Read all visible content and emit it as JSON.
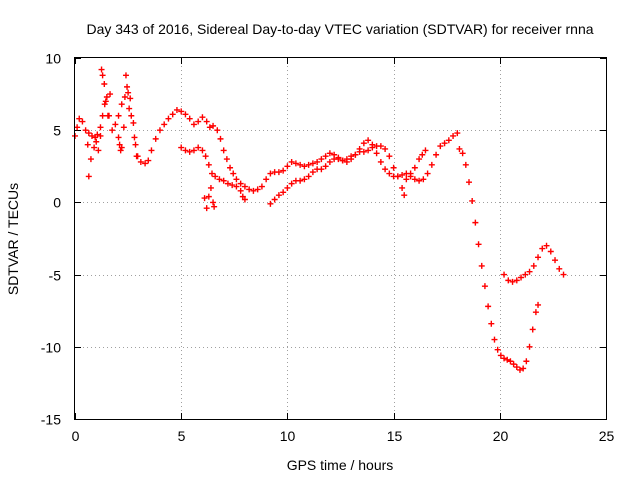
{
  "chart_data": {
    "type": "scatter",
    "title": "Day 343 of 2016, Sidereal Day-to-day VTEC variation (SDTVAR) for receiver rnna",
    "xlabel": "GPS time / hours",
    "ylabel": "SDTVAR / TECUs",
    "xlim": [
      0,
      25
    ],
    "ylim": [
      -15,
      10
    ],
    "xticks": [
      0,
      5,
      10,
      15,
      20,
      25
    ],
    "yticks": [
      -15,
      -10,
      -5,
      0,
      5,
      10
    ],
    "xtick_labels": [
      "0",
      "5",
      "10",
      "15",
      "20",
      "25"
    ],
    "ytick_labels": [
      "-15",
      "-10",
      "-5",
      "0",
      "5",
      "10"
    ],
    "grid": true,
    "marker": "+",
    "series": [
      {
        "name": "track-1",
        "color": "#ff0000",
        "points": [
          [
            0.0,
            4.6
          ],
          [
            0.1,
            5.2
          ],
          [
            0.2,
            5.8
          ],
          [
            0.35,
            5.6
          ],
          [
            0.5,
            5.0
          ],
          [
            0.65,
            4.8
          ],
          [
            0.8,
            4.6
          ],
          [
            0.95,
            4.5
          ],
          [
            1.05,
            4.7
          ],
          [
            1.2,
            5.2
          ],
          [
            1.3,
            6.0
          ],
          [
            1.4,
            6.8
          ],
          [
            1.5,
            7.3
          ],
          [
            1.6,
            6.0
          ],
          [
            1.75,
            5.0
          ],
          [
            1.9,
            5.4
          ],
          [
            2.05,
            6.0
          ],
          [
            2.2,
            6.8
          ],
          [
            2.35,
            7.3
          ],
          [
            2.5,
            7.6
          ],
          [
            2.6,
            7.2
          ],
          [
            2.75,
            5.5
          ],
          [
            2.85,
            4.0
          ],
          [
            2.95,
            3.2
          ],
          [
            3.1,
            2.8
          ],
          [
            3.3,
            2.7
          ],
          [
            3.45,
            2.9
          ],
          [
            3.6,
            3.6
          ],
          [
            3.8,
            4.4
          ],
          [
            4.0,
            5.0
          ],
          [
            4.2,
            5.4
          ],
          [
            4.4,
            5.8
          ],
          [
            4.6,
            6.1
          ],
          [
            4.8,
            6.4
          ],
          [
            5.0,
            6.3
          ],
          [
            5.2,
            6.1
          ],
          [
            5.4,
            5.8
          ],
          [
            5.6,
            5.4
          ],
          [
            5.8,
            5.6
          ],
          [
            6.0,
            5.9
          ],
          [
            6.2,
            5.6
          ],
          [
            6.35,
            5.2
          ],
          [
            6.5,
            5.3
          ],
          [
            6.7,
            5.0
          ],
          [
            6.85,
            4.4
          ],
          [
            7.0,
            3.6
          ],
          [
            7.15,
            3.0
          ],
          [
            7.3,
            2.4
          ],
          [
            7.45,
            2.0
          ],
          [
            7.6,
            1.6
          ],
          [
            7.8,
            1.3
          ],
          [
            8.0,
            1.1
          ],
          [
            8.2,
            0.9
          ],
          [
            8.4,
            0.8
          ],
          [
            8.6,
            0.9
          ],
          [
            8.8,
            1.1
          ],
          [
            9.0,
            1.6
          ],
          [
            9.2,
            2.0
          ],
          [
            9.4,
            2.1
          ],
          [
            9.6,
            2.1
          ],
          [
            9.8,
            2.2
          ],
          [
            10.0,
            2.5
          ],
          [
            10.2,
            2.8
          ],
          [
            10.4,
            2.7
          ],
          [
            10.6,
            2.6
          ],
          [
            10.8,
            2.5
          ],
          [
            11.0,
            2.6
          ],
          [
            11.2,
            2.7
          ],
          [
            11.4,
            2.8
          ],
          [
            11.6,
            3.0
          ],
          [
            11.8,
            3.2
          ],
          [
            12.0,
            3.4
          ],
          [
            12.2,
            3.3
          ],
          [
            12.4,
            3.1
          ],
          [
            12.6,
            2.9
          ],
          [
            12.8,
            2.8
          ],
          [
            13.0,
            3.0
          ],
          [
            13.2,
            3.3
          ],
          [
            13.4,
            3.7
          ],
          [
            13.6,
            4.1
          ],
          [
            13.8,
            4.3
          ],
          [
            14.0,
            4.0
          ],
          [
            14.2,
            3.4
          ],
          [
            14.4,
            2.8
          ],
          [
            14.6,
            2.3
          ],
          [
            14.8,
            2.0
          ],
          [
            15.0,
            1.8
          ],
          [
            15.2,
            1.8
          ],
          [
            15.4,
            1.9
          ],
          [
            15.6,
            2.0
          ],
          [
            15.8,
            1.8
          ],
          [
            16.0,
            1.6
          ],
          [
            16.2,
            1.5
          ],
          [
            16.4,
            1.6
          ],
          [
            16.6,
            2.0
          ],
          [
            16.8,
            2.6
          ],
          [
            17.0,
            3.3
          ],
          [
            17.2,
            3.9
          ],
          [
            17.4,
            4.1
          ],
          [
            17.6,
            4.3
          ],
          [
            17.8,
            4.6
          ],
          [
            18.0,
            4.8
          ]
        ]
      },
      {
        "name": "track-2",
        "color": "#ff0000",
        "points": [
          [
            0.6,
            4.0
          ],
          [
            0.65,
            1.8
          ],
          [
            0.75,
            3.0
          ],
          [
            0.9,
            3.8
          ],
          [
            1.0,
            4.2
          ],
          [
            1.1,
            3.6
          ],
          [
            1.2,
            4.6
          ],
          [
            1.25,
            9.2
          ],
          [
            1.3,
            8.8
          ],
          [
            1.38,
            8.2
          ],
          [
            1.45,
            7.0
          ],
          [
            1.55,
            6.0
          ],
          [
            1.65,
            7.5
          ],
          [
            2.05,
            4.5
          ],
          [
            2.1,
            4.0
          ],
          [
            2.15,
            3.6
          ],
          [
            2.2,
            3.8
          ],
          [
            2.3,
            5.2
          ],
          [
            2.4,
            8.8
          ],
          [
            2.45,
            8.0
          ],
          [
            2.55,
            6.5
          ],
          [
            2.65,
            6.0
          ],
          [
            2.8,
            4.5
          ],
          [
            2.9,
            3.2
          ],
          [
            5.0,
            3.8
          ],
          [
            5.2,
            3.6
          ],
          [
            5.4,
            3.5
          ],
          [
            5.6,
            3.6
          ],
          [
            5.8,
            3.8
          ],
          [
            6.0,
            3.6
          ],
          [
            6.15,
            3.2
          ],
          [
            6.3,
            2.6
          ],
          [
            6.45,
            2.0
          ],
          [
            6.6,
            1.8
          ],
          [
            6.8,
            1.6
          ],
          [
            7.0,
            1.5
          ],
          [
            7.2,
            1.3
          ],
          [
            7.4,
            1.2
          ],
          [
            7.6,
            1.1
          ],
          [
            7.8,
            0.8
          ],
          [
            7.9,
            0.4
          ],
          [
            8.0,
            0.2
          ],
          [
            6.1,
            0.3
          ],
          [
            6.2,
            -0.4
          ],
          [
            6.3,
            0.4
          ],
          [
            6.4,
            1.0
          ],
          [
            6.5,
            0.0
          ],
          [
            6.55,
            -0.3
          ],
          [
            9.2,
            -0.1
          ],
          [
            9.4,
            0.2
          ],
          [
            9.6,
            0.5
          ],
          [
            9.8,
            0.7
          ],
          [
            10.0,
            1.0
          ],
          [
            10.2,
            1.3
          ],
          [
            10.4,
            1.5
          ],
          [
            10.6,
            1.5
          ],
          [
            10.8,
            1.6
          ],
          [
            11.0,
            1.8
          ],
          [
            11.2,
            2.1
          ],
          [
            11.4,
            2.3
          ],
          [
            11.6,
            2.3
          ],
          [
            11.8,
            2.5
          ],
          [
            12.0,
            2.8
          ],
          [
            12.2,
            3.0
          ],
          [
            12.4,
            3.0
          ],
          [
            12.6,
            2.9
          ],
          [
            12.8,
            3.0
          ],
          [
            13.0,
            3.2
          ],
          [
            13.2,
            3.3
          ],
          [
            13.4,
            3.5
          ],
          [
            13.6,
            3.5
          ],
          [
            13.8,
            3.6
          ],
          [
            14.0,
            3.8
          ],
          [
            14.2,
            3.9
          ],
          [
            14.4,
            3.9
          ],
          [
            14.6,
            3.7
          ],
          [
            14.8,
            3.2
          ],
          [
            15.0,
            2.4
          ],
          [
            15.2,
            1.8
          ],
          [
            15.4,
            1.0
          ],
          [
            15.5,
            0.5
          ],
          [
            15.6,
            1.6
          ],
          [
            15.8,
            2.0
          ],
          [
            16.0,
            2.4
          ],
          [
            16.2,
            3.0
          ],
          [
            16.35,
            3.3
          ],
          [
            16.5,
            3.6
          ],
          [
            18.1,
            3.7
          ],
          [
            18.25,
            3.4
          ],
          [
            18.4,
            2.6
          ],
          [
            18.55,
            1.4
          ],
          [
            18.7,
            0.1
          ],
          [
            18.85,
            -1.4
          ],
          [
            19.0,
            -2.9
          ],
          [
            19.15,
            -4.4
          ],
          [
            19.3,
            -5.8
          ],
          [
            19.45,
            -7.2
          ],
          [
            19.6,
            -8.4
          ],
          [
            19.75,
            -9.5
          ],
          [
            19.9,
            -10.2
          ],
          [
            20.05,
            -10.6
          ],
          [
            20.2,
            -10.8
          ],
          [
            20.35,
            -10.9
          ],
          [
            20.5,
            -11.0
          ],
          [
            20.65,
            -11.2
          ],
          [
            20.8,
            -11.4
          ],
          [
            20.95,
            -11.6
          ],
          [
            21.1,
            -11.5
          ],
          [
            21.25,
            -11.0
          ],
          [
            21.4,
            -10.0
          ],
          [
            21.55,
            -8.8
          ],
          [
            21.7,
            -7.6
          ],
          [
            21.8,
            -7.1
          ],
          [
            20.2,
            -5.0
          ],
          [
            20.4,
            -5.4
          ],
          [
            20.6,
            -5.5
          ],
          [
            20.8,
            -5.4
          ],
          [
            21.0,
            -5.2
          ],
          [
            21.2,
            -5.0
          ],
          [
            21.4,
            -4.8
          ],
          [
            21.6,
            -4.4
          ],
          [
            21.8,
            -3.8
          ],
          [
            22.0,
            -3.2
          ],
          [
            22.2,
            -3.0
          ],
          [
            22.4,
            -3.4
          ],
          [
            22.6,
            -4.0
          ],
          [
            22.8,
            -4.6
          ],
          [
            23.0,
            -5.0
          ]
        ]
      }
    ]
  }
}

^^^^^^^^

**TASK DETAILS**.
Which lines contain "SDTVAR"? Copy each of them out.

**TASK RESPONSE**.
    "title": "Day 343 of 2016, Sidereal Day-to-day VTEC variation (SDTVAR) for receiver rnna",
    "ylabel": "SDTVAR / TECUs",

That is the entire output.